**INPUT MATERIAL**
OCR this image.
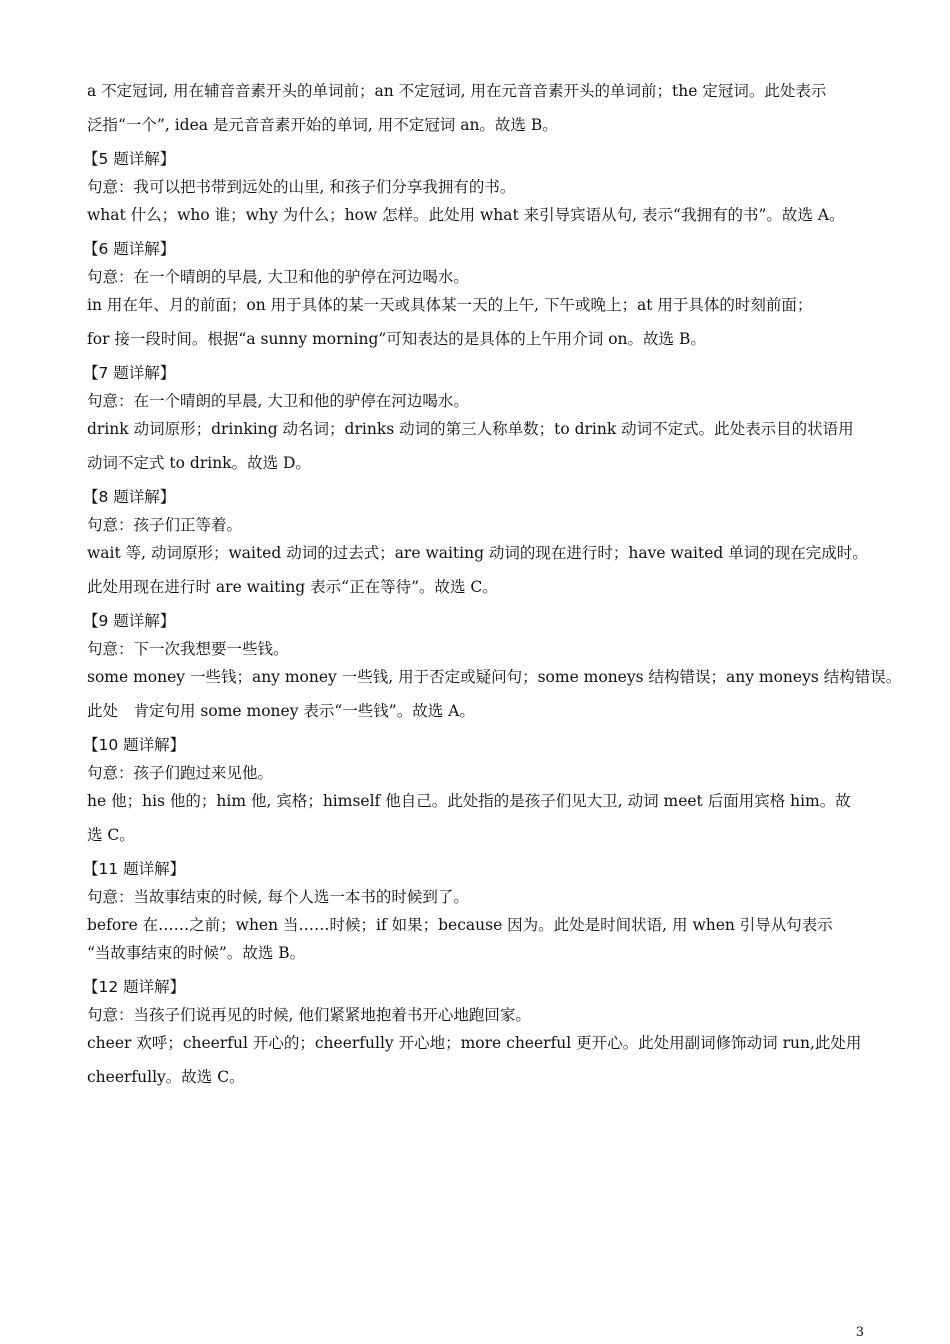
a 不定冠词, 用在辅音音素开头的单词前；an 不定冠词, 用在元音音素开头的单词前；the 定冠词。此处表示
泛指“一个”, idea 是元音音素开始的单词, 用不定冠词 an。故选 B。
【5 题详解】
句意：我可以把书带到远处的山里, 和孩子们分享我拥有的书。
what 什么；who 谁；why 为什么；how 怎样。此处用 what 来引导宾语从句, 表示“我拥有的书”。故选 A。
【6 题详解】
句意：在一个晴朗的早晨, 大卫和他的驴停在河边喝水。
in 用在年、月的前面；on 用于具体的某一天或具体某一天的上午, 下午或晚上；at 用于具体的时刻前面；
for 接一段时间。根据“a sunny morning”可知表达的是具体的上午用介词 on。故选 B。
【7 题详解】
句意：在一个晴朗的早晨, 大卫和他的驴停在河边喝水。
drink 动词原形；drinking 动名词；drinks 动词的第三人称单数；to drink 动词不定式。此处表示目的状语用
动词不定式 to drink。故选 D。
【8 题详解】
句意：孩子们正等着。
wait 等, 动词原形；waited 动词的过去式；are waiting 动词的现在进行时；have waited 单词的现在完成时。
此处用现在进行时 are waiting 表示“正在等待”。故选 C。
【9 题详解】
句意：下一次我想要一些钱。
some money 一些钱；any money 一些钱, 用于否定或疑问句；some moneys 结构错误；any moneys 结构错误。
此处　肯定句用 some money 表示“一些钱”。故选 A。
【10 题详解】
句意：孩子们跑过来见他。
he 他；his 他的；him 他, 宾格；himself 他自己。此处指的是孩子们见大卫, 动词 meet 后面用宾格 him。故
选 C。
【11 题详解】
句意：当故事结束的时候, 每个人选一本书的时候到了。
before 在……之前；when 当……时候；if 如果；because 因为。此处是时间状语, 用 when 引导从句表示
“当故事结束的时候”。故选 B。
【12 题详解】
句意：当孩子们说再见的时候, 他们紧紧地抱着书开心地跑回家。
cheer 欢呼；cheerful 开心的；cheerfully 开心地；more cheerful 更开心。此处用副词修饰动词 run,此处用
cheerfully。故选 C。
3
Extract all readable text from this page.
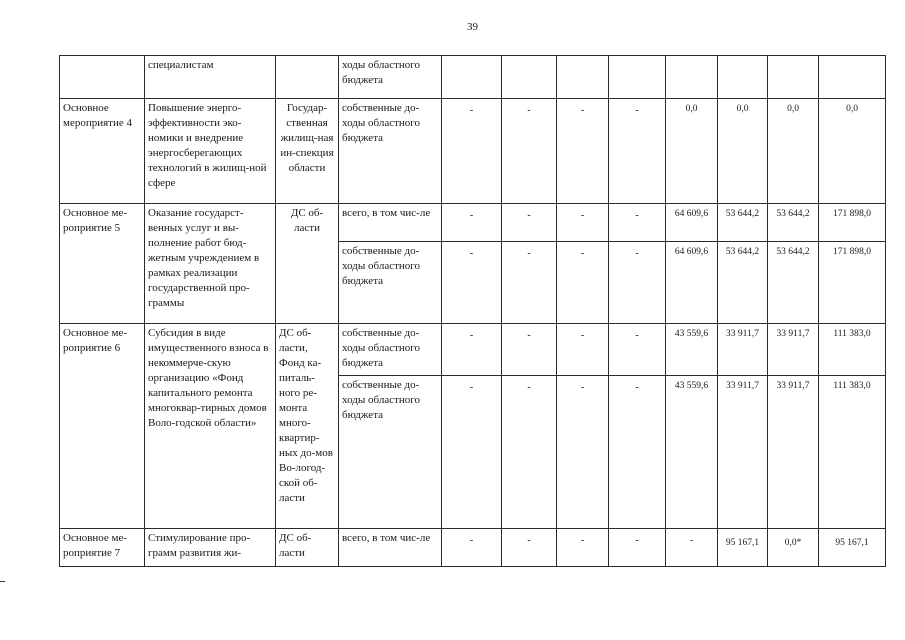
39
	специалистам		ходы областного бюджета								
Основное мероприятие 4	Повышение энерго-эффективности эко-номики и внедрение энергосберегающих технологий в жилищ-ной сфере	Государ-ственная жилищ-ная ин-спекция области	собственные до-ходы областного бюджета	-	-	-	-	0,0	0,0	0,0	0,0
Основное ме-роприятие 5	Оказание государст-венных услуг и вы-полнение работ бюд-жетным учреждением в рамках реализации государственной про-граммы	ДС об-ласти	всего, в том чис-ле	-	-	-	-	64 609,6	53 644,2	53 644,2	171 898,0
			собственные до-ходы областного бюджета	-	-	-	-	64 609,6	53 644,2	53 644,2	171 898,0
Основное ме-роприятие 6	Субсидия в виде имущественного взноса в некоммерче-скую организацию «Фонд капитального ремонта многоквар-тирных домов Воло-годской области»	ДС об-ласти, Фонд ка-питаль-ного ре-монта много-квартир-ных до-мов Во-логод-ской об-ласти	собственные до-ходы областного бюджета	-	-	-	-	43 559,6	33 911,7	33 911,7	111 383,0
			собственные до-ходы областного бюджета	-	-	-	-	43 559,6	33 911,7	33 911,7	111 383,0
Основное ме-роприятие 7	Стимулирование про-грамм развития жи-	ДС об-ласти	всего, в том чис-ле	-	-	-	-	-	95 167,1	0,0*	95 167,1
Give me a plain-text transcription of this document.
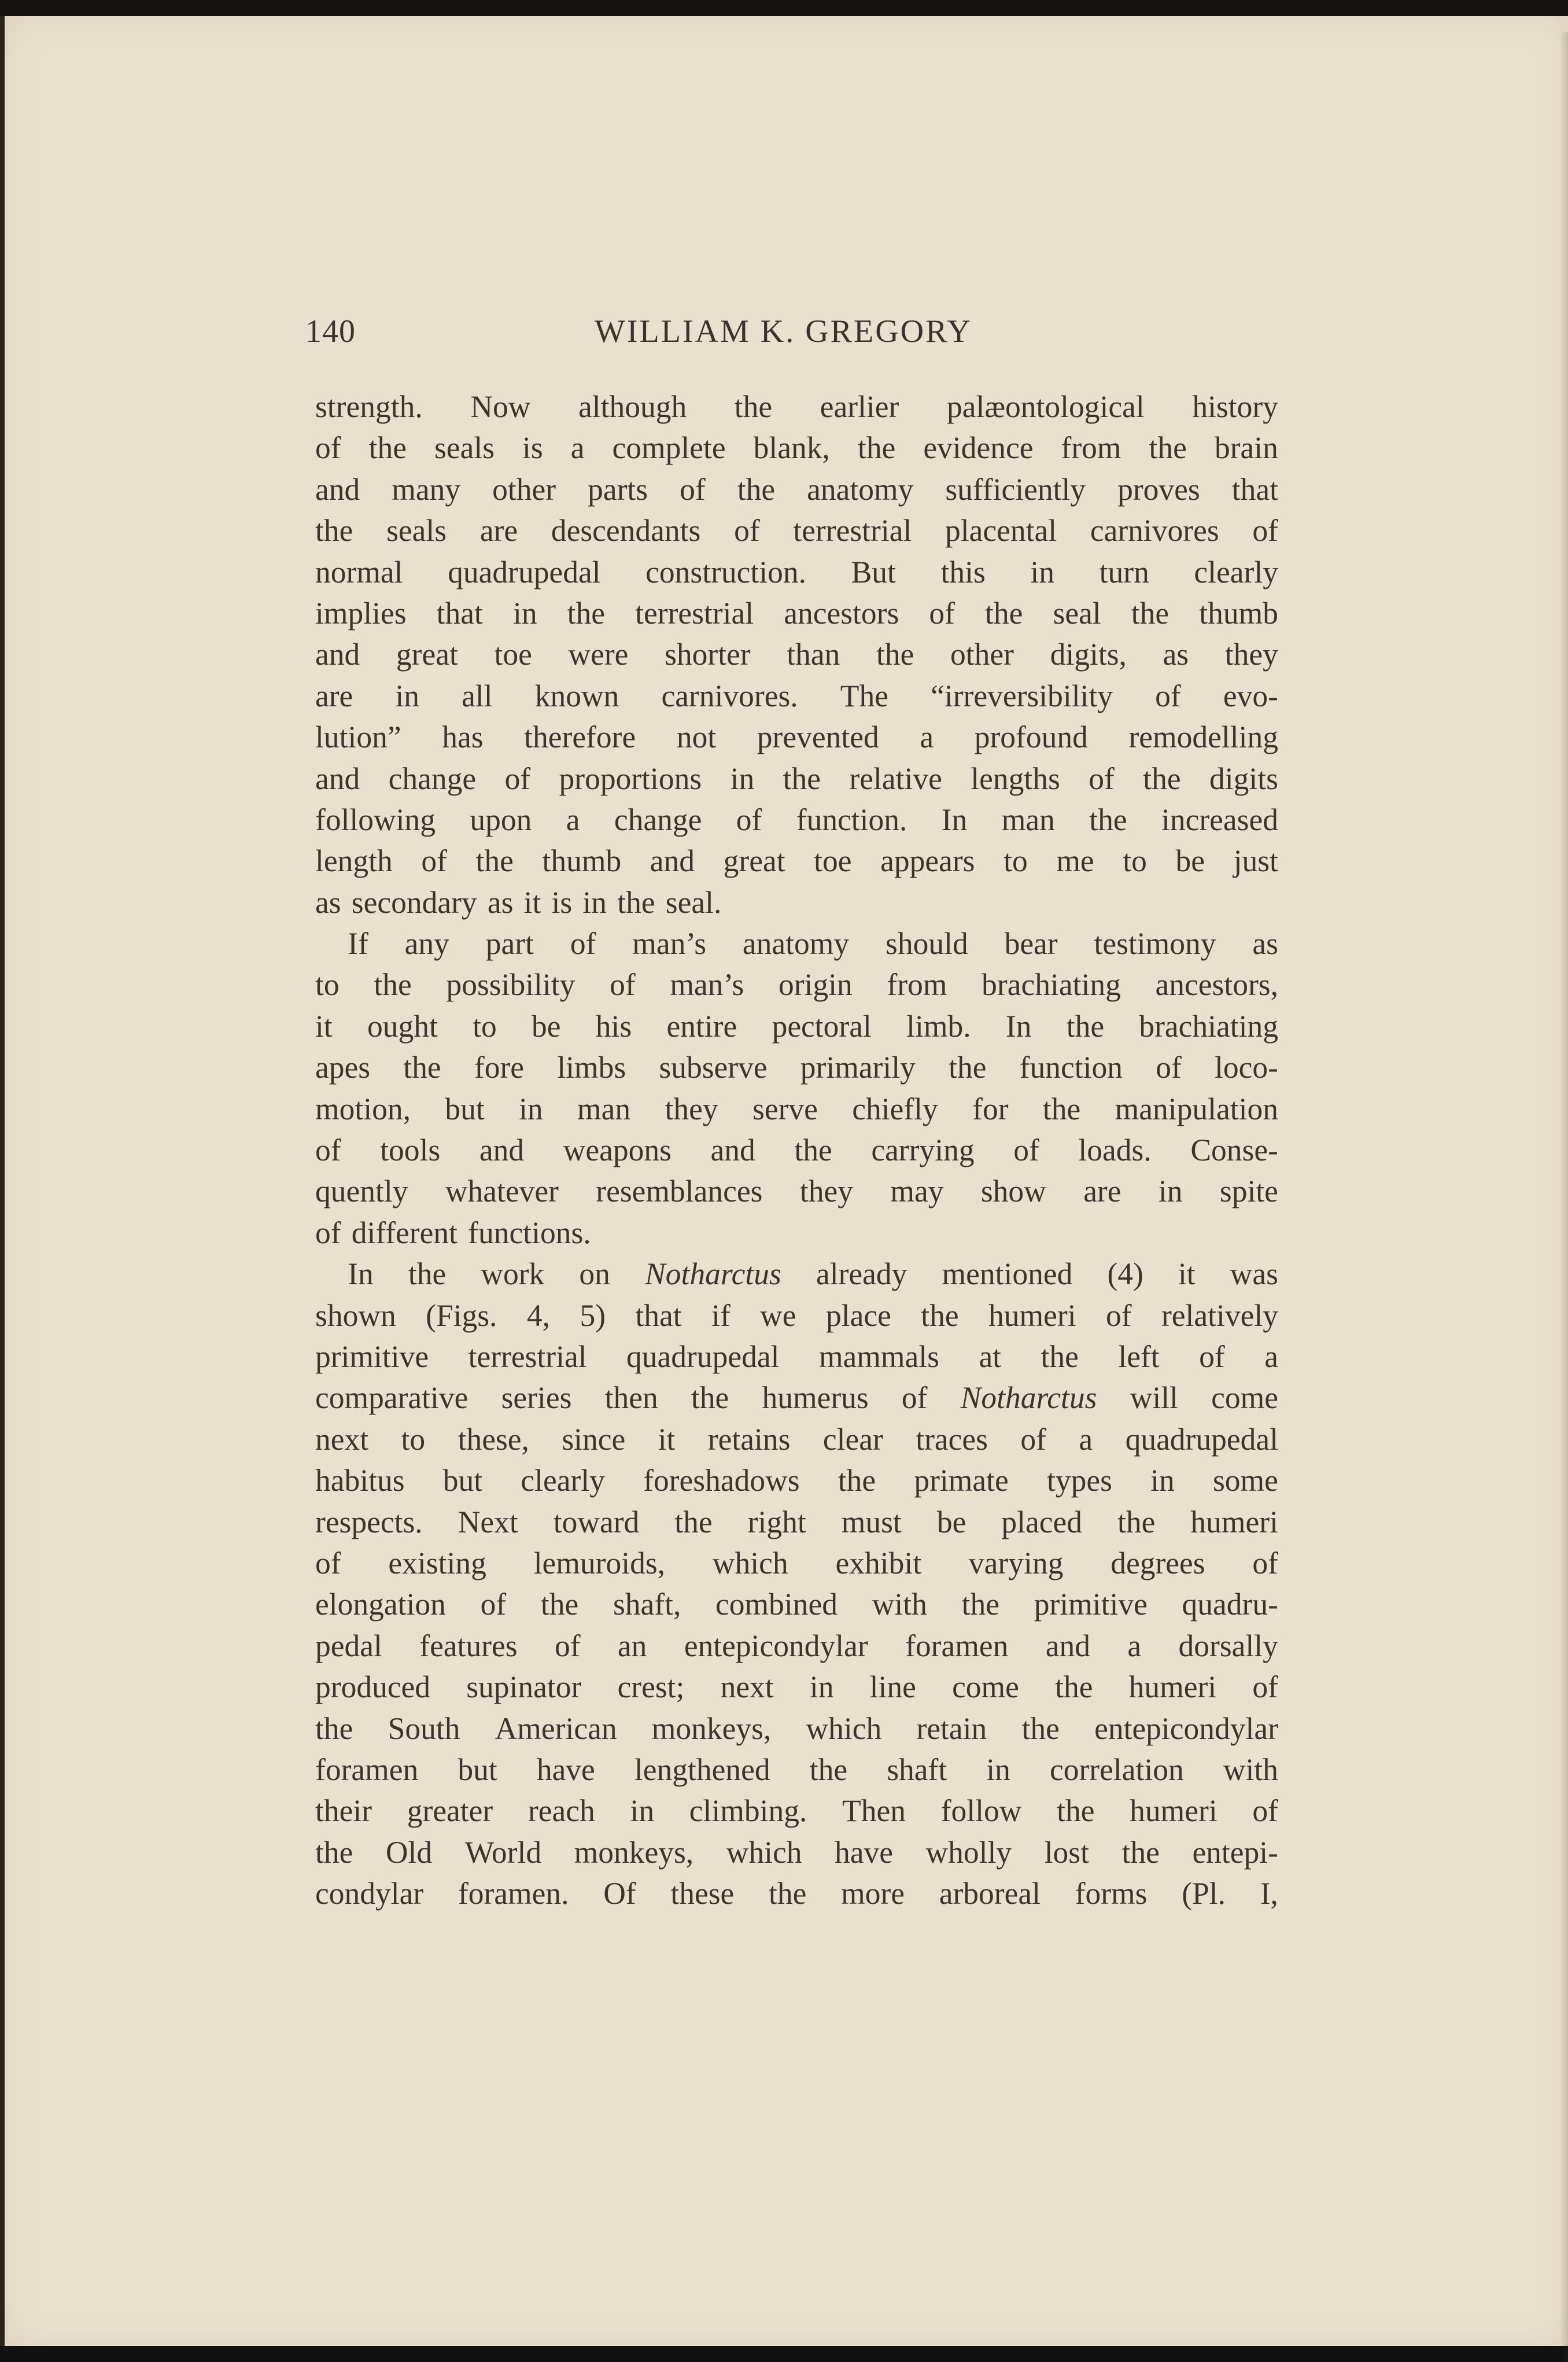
140	WILLIAM K. GREGORY
strength. Now although the earlier palæontological history
of the seals is a complete blank, the evidence from the brain
and many other parts of the anatomy sufficiently proves that
the seals are descendants of terrestrial placental carnivores of
normal quadrupedal construction. But this in turn clearly
implies that in the terrestrial ancestors of the seal the thumb
and great toe were shorter than the other digits, as they
are in all known carnivores. The “irreversibility of evo-
lution” has therefore not prevented a profound remodelling
and change of proportions in the relative lengths of the digits
following upon a change of function. In man the increased
length of the thumb and great toe appears to me to be just
as secondary as it is in the seal.
If any part of man’s anatomy should bear testimony as
to the possibility of man’s origin from brachiating ancestors,
it ought to be his entire pectoral limb. In the brachiating
apes the fore limbs subserve primarily the function of loco-
motion, but in man they serve chiefly for the manipulation
of tools and weapons and the carrying of loads. Conse-
quently whatever resemblances they may show are in spite
of different functions.
In the work on Notharctus already mentioned (4) it was
shown (Figs. 4, 5) that if we place the humeri of relatively
primitive terrestrial quadrupedal mammals at the left of a
comparative series then the humerus of Notharctus will come
next to these, since it retains clear traces of a quadrupedal
habitus but clearly foreshadows the primate types in some
respects. Next toward the right must be placed the humeri
of existing lemuroids, which exhibit varying degrees of
elongation of the shaft, combined with the primitive quadru-
pedal features of an entepicondylar foramen and a dorsally
produced supinator crest; next in line come the humeri of
the South American monkeys, which retain the entepicondylar
foramen but have lengthened the shaft in correlation with
their greater reach in climbing. Then follow the humeri of
the Old World monkeys, which have wholly lost the entepi-
condylar foramen. Of these the more arboreal forms (Pl. I,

**EXERCISE PROMPT**
Leaving out every picture, copy exactly the lines from the one that contains "Give me a plain-text" through the end of the entries above.

**WRITTEN REPLY**
Give me a plain-text transcription of this document.
140	WILLIAM K. GREGORY
strength. Now although the earlier palæontological history
of the seals is a complete blank, the evidence from the brain
and many other parts of the anatomy sufficiently proves that
the seals are descendants of terrestrial placental carnivores of
normal quadrupedal construction. But this in turn clearly
implies that in the terrestrial ancestors of the seal the thumb
and great toe were shorter than the other digits, as they
are in all known carnivores. The “irreversibility of evo-
lution” has therefore not prevented a profound remodelling
and change of proportions in the relative lengths of the digits
following upon a change of function. In man the increased
length of the thumb and great toe appears to me to be just
as secondary as it is in the seal.
If any part of man’s anatomy should bear testimony as
to the possibility of man’s origin from brachiating ancestors,
it ought to be his entire pectoral limb. In the brachiating
apes the fore limbs subserve primarily the function of loco-
motion, but in man they serve chiefly for the manipulation
of tools and weapons and the carrying of loads. Conse-
quently whatever resemblances they may show are in spite
of different functions.
In the work on Notharctus already mentioned (4) it was
shown (Figs. 4, 5) that if we place the humeri of relatively
primitive terrestrial quadrupedal mammals at the left of a
comparative series then the humerus of Notharctus will come
next to these, since it retains clear traces of a quadrupedal
habitus but clearly foreshadows the primate types in some
respects. Next toward the right must be placed the humeri
of existing lemuroids, which exhibit varying degrees of
elongation of the shaft, combined with the primitive quadru-
pedal features of an entepicondylar foramen and a dorsally
produced supinator crest; next in line come the humeri of
the South American monkeys, which retain the entepicondylar
foramen but have lengthened the shaft in correlation with
their greater reach in climbing. Then follow the humeri of
the Old World monkeys, which have wholly lost the entepi-
condylar foramen. Of these the more arboreal forms (Pl. I,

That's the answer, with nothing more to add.